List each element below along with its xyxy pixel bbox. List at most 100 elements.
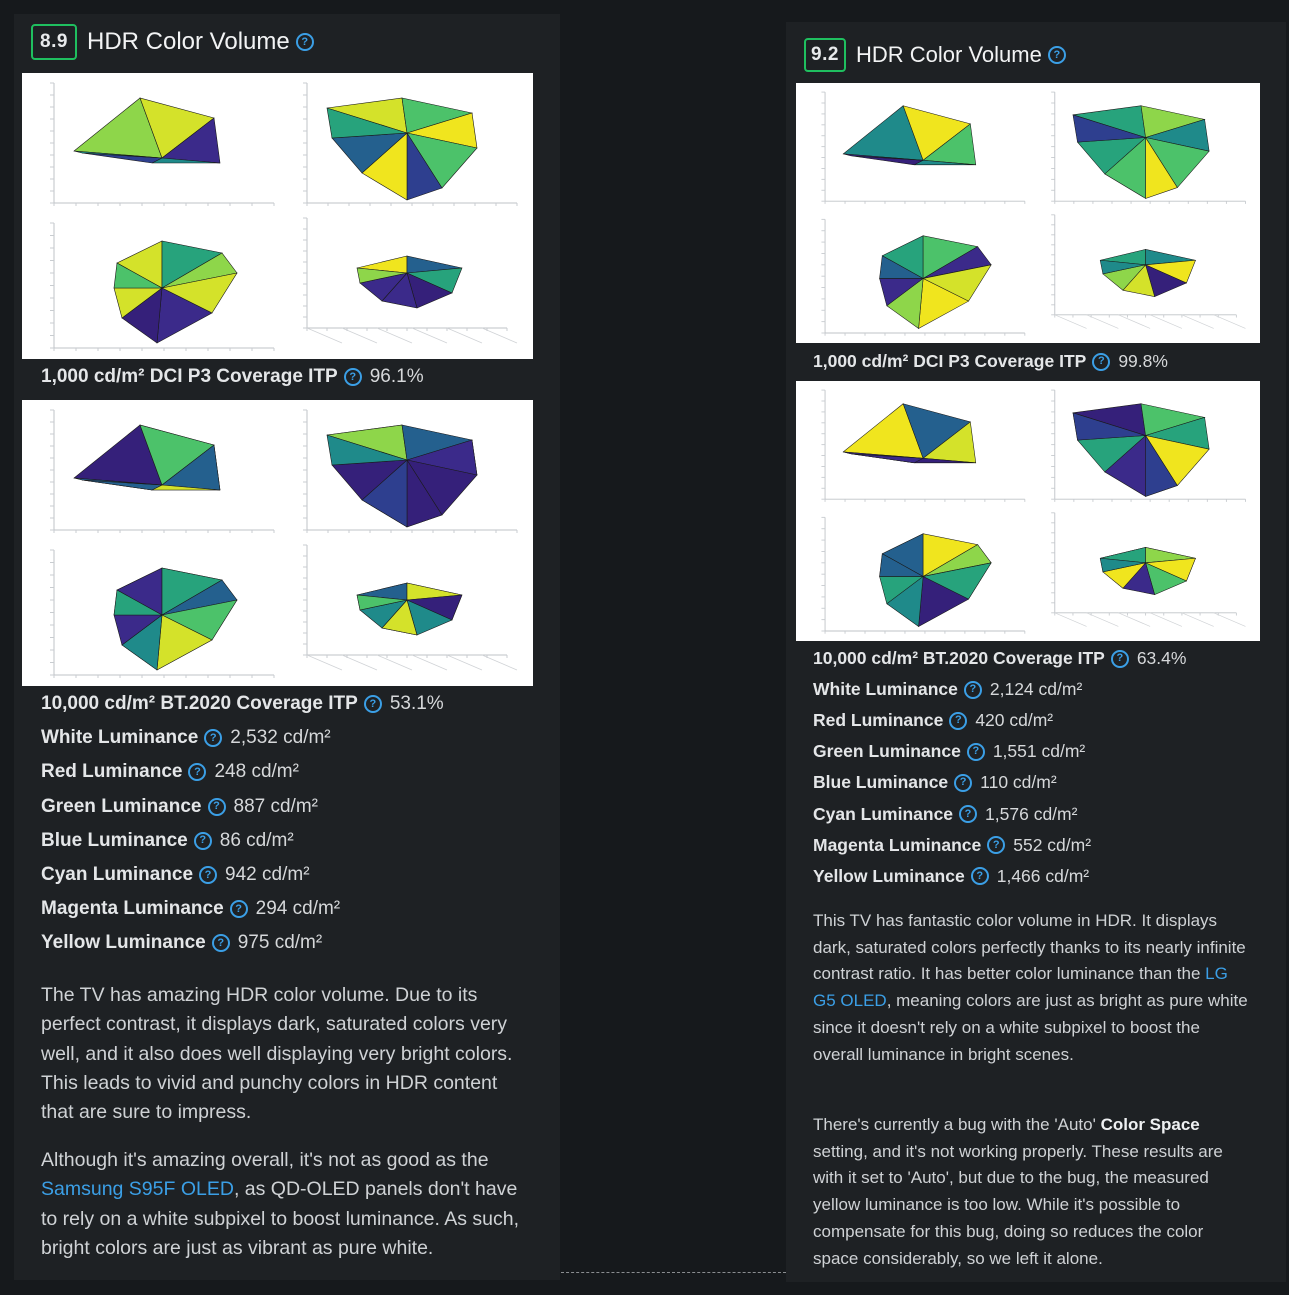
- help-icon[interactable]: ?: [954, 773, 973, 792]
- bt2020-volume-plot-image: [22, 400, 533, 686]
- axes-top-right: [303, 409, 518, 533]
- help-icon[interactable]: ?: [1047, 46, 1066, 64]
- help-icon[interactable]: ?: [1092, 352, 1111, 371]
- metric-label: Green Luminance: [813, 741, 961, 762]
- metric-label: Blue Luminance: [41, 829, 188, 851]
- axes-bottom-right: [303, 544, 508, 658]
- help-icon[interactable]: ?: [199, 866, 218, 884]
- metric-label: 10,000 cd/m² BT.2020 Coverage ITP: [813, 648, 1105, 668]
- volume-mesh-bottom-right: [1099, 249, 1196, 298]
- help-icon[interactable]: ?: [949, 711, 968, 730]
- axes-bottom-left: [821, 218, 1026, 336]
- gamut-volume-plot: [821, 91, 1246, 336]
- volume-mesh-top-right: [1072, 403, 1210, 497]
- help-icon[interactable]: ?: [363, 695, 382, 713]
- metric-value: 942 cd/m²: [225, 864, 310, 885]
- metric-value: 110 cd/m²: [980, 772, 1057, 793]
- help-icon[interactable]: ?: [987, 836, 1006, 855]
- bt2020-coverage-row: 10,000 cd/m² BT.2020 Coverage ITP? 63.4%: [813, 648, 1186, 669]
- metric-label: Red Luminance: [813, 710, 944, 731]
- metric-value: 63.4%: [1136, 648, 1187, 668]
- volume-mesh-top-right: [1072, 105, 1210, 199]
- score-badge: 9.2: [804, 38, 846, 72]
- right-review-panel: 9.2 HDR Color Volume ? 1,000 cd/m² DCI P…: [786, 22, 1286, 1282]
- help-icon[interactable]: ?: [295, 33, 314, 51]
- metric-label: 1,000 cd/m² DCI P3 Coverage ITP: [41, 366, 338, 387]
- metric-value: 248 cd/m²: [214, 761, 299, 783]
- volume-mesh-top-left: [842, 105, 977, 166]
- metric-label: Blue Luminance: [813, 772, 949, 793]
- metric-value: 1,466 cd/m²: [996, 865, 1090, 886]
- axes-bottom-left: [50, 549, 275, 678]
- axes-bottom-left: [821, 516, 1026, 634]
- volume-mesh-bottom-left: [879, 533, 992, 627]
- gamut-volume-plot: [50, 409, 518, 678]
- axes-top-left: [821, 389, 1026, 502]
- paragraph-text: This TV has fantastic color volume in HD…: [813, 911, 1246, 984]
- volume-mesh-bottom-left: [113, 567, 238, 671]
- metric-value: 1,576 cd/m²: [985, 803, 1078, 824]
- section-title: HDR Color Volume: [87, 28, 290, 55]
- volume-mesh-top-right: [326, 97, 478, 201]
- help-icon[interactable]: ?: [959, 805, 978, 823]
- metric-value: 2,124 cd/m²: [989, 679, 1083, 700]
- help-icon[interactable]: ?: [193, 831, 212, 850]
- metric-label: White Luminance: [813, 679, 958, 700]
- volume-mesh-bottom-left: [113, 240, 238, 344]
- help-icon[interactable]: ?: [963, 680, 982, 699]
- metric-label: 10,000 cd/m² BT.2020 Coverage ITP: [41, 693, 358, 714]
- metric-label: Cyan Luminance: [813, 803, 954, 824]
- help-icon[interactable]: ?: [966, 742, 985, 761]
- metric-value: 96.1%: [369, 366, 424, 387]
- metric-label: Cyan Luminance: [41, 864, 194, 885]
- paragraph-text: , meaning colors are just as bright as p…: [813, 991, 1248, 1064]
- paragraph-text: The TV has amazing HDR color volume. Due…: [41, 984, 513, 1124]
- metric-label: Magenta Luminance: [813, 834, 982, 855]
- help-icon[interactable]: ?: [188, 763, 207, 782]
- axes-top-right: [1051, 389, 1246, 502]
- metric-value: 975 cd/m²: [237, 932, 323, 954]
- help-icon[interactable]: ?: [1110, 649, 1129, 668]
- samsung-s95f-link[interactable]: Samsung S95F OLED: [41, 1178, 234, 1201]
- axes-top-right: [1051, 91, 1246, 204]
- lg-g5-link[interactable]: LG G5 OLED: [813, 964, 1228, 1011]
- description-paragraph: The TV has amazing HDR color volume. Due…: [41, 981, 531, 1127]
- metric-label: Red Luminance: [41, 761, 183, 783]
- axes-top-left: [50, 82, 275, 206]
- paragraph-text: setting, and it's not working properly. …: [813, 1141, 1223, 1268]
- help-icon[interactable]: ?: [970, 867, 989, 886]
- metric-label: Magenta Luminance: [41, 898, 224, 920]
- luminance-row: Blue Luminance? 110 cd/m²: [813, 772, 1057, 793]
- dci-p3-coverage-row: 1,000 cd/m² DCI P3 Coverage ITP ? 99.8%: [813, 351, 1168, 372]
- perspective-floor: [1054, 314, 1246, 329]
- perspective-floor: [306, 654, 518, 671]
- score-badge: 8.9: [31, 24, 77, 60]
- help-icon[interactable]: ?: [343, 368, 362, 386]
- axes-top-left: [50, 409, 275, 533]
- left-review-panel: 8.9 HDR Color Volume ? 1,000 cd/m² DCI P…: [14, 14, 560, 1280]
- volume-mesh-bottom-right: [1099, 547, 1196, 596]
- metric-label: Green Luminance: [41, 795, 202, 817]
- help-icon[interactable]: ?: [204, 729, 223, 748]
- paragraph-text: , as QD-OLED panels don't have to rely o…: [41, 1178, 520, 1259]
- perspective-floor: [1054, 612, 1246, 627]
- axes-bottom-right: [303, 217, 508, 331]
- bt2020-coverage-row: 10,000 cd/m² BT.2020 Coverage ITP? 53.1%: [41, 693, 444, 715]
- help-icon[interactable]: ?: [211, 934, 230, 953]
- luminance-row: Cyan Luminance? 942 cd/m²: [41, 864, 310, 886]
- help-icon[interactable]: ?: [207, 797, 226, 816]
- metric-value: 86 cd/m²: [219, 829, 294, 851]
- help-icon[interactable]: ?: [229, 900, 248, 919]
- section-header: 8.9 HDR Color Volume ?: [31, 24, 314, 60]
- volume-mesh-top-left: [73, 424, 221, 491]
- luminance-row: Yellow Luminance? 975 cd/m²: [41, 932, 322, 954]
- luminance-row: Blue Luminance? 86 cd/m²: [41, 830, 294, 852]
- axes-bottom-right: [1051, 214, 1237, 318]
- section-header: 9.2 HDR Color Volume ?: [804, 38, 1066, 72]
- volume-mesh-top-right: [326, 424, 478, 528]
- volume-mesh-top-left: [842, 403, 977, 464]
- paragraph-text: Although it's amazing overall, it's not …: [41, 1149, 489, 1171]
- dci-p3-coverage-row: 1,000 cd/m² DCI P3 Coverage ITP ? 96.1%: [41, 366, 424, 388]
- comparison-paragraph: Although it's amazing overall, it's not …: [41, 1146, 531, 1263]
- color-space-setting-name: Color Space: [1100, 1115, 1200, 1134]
----
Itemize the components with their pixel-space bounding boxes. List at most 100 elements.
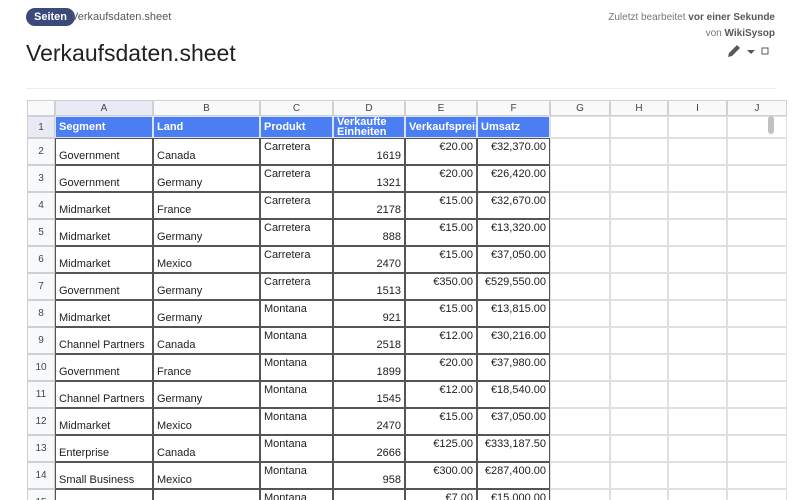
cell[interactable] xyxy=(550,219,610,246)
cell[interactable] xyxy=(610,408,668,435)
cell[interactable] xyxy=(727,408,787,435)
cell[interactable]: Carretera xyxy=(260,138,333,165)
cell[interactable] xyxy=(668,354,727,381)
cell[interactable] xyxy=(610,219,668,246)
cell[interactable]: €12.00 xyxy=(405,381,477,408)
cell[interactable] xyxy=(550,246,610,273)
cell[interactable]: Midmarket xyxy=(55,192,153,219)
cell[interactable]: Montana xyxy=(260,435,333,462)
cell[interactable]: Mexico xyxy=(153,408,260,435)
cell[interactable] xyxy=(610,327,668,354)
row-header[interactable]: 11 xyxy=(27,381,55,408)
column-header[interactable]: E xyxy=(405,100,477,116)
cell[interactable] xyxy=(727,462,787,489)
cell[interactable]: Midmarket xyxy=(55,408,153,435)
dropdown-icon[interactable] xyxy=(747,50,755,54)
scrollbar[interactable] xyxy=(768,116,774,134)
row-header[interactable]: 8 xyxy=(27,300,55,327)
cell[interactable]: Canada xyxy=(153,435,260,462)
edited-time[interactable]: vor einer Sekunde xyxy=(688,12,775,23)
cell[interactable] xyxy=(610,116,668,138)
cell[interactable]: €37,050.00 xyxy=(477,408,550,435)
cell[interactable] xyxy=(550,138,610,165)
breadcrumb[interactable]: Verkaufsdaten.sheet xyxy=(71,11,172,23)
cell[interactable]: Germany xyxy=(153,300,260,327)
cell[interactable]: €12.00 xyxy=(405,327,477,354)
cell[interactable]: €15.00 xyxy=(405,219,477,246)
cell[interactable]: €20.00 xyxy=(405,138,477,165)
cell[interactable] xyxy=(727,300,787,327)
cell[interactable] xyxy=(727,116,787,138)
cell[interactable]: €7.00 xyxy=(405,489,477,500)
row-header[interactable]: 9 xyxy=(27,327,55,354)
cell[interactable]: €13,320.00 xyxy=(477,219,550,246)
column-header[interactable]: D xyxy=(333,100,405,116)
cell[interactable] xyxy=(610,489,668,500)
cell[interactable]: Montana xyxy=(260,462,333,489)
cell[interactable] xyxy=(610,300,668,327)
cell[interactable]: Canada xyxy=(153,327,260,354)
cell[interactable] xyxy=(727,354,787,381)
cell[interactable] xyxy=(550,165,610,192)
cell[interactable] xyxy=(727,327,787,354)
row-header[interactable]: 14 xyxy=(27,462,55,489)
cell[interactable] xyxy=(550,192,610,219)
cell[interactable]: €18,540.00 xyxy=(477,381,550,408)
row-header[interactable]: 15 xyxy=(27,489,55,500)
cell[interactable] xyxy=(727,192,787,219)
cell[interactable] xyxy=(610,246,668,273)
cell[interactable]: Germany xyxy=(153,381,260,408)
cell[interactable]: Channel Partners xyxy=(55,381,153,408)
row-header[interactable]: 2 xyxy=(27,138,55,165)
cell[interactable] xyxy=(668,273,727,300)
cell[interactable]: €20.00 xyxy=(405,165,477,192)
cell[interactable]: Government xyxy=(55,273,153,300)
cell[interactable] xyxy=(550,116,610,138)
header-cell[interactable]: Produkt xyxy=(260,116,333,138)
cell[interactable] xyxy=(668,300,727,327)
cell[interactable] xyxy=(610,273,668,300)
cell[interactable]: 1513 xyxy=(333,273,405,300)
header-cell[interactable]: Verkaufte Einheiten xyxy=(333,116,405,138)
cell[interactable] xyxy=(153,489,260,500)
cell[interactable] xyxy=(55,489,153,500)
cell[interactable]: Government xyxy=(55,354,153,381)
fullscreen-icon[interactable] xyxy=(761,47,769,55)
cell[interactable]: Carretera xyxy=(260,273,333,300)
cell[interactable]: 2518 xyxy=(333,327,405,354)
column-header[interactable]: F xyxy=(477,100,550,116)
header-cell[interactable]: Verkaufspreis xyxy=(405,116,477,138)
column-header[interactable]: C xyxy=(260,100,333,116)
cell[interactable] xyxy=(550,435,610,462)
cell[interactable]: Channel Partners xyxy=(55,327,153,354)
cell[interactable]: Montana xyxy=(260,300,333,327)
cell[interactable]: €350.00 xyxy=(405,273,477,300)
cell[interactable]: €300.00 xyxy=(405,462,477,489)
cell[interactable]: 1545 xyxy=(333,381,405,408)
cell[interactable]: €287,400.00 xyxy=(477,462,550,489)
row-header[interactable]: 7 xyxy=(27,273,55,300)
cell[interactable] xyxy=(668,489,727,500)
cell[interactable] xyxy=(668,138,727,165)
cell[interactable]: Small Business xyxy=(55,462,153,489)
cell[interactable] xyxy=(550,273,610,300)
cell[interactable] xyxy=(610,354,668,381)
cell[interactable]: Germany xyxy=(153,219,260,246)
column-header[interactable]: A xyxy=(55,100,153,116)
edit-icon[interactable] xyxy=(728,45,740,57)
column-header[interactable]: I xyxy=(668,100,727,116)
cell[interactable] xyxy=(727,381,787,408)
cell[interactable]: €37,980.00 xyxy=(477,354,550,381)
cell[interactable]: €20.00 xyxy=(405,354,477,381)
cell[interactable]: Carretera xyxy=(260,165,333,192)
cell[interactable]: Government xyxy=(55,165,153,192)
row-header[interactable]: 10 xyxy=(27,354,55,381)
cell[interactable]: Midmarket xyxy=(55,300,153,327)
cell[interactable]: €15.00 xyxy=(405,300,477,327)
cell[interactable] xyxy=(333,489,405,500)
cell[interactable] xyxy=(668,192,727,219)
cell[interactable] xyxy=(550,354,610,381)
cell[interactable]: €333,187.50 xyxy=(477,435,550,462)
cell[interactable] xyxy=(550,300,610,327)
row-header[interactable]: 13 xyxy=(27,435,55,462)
----
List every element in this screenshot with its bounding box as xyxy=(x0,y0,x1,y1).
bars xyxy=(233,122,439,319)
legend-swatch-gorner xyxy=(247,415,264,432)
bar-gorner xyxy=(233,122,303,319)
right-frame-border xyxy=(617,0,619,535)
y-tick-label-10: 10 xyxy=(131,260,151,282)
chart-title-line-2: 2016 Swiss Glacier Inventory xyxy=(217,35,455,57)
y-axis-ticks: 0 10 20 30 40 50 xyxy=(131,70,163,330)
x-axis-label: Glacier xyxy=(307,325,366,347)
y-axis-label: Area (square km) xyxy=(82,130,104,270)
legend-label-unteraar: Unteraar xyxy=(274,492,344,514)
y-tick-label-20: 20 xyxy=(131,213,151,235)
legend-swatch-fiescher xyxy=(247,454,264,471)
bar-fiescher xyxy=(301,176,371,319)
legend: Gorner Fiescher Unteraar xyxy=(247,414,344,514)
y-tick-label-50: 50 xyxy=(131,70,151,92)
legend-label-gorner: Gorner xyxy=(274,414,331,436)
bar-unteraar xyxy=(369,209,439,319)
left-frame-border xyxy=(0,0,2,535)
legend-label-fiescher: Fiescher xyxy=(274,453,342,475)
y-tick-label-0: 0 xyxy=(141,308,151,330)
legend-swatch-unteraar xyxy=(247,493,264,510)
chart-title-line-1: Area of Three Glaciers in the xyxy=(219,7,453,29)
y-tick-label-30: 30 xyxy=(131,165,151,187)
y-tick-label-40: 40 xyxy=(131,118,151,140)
----
• _Problem description_: Please format the stretch of the records from the line containing "List every element" through the line containing "y-tick-label-40: 40 xyxy=(131,118,151,140)", both ends included, as a JSON list of strings with one string per line and blank lines left out.

• _Written answer_:
[
  "List every element in this screenshot with its bounding box as xyxy=(x0,y0,x1,y1).",
  "bars xyxy=(233,122,439,319)",
  "legend-swatch-gorner xyxy=(247,415,264,432)",
  "bar-gorner xyxy=(233,122,303,319)",
  "right-frame-border xyxy=(617,0,619,535)",
  "y-tick-label-10: 10 xyxy=(131,260,151,282)",
  "chart-title-line-2: 2016 Swiss Glacier Inventory xyxy=(217,35,455,57)",
  "y-axis-ticks: 0 10 20 30 40 50 xyxy=(131,70,163,330)",
  "x-axis-label: Glacier xyxy=(307,325,366,347)",
  "y-axis-label: Area (square km) xyxy=(82,130,104,270)",
  "legend-label-unteraar: Unteraar xyxy=(274,492,344,514)",
  "y-tick-label-20: 20 xyxy=(131,213,151,235)",
  "legend-swatch-fiescher xyxy=(247,454,264,471)",
  "bar-fiescher xyxy=(301,176,371,319)",
  "legend: Gorner Fiescher Unteraar xyxy=(247,414,344,514)",
  "y-tick-label-50: 50 xyxy=(131,70,151,92)",
  "legend-label-gorner: Gorner xyxy=(274,414,331,436)",
  "bar-unteraar xyxy=(369,209,439,319)",
  "left-frame-border xyxy=(0,0,2,535)",
  "legend-label-fiescher: Fiescher xyxy=(274,453,342,475)",
  "y-tick-label-0: 0 xyxy=(141,308,151,330)",
  "legend-swatch-unteraar xyxy=(247,493,264,510)",
  "chart-title-line-1: Area of Three Glaciers in the xyxy=(219,7,453,29)",
  "y-tick-label-30: 30 xyxy=(131,165,151,187)",
  "y-tick-label-40: 40 xyxy=(131,118,151,140)"
]